▸ What the task requires
Look for "Decode this image" in the records below, then copy that line and every line after it, exactly and with nothing added.

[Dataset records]
==================================================
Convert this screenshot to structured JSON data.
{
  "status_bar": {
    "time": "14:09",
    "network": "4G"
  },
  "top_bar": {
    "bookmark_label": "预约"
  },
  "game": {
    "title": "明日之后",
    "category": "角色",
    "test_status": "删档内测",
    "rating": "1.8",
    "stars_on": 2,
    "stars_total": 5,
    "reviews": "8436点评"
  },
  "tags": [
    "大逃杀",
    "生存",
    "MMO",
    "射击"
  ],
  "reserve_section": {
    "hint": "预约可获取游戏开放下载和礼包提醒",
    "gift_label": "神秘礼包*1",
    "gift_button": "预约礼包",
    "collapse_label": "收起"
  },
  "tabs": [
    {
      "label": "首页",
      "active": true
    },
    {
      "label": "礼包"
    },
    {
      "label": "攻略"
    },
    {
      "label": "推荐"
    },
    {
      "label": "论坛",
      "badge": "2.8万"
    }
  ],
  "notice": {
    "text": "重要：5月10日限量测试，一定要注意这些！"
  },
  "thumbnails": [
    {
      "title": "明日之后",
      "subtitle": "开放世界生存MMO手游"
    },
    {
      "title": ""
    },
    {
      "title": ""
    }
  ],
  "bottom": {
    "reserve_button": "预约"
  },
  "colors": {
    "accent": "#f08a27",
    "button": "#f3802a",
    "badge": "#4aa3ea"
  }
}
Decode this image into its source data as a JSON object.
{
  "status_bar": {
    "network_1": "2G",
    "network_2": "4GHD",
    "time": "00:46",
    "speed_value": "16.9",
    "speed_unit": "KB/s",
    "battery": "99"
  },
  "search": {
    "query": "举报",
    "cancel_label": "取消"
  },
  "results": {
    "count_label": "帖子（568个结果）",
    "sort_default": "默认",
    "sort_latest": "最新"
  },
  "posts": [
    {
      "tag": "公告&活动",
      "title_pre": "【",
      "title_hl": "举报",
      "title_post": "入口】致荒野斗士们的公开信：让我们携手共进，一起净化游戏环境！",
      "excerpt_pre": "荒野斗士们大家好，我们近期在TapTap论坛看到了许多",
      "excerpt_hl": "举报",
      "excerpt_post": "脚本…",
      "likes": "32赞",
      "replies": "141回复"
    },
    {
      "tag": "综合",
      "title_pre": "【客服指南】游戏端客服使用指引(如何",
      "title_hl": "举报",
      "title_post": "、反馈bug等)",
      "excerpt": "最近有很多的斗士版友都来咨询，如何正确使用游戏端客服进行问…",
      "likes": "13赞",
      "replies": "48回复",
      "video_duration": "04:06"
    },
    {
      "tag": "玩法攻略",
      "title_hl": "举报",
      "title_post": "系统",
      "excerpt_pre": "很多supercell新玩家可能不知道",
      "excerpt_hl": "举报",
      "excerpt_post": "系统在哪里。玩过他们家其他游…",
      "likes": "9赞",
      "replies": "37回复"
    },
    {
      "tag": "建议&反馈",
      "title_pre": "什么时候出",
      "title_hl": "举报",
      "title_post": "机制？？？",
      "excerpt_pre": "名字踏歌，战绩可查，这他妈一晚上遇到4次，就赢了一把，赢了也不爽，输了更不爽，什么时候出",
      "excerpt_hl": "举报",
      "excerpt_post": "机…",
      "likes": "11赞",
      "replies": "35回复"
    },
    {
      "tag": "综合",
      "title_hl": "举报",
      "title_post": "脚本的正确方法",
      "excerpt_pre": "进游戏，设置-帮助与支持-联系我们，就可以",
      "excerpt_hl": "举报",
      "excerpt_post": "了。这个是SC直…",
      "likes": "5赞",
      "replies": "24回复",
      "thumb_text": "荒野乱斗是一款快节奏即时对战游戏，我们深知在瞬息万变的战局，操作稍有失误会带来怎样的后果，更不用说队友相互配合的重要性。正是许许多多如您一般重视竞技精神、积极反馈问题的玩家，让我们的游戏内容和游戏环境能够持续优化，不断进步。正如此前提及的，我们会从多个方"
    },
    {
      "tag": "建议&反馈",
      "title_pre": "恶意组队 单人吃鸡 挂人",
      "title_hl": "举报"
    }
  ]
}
==================================================
▸ Result of this task
Decode this image into its source data as a JSON object.
{
  "status_bar": {
    "network_1": "2G",
    "network_2": "4GHD",
    "time": "00:46",
    "speed_value": "16.9",
    "speed_unit": "KB/s",
    "battery": "99"
  },
  "search": {
    "query": "举报",
    "cancel_label": "取消"
  },
  "results": {
    "count_label": "帖子（568个结果）",
    "sort_default": "默认",
    "sort_latest": "最新"
  },
  "posts": [
    {
      "tag": "公告&活动",
      "title_pre": "【",
      "title_hl": "举报",
      "title_post": "入口】致荒野斗士们的公开信：让我们携手共进，一起净化游戏环境！",
      "excerpt_pre": "荒野斗士们大家好，我们近期在TapTap论坛看到了许多",
      "excerpt_hl": "举报",
      "excerpt_post": "脚本…",
      "likes": "32赞",
      "replies": "141回复"
    },
    {
      "tag": "综合",
      "title_pre": "【客服指南】游戏端客服使用指引(如何",
      "title_hl": "举报",
      "title_post": "、反馈bug等)",
      "excerpt": "最近有很多的斗士版友都来咨询，如何正确使用游戏端客服进行问…",
      "likes": "13赞",
      "replies": "48回复",
      "video_duration": "04:06"
    },
    {
      "tag": "玩法攻略",
      "title_hl": "举报",
      "title_post": "系统",
      "excerpt_pre": "很多supercell新玩家可能不知道",
      "excerpt_hl": "举报",
      "excerpt_post": "系统在哪里。玩过他们家其他游…",
      "likes": "9赞",
      "replies": "37回复"
    },
    {
      "tag": "建议&反馈",
      "title_pre": "什么时候出",
      "title_hl": "举报",
      "title_post": "机制？？？",
      "excerpt_pre": "名字踏歌，战绩可查，这他妈一晚上遇到4次，就赢了一把，赢了也不爽，输了更不爽，什么时候出",
      "excerpt_hl": "举报",
      "excerpt_post": "机…",
      "likes": "11赞",
      "replies": "35回复"
    },
    {
      "tag": "综合",
      "title_hl": "举报",
      "title_post": "脚本的正确方法",
      "excerpt_pre": "进游戏，设置-帮助与支持-联系我们，就可以",
      "excerpt_hl": "举报",
      "excerpt_post": "了。这个是SC直…",
      "likes": "5赞",
      "replies": "24回复",
      "thumb_text": "荒野乱斗是一款快节奏即时对战游戏，我们深知在瞬息万变的战局，操作稍有失误会带来怎样的后果，更不用说队友相互配合的重要性。正是许许多多如您一般重视竞技精神、积极反馈问题的玩家，让我们的游戏内容和游戏环境能够持续优化，不断进步。正如此前提及的，我们会从多个方"
    },
    {
      "tag": "建议&反馈",
      "title_pre": "恶意组队 单人吃鸡 挂人",
      "title_hl": "举报"
    }
  ]
}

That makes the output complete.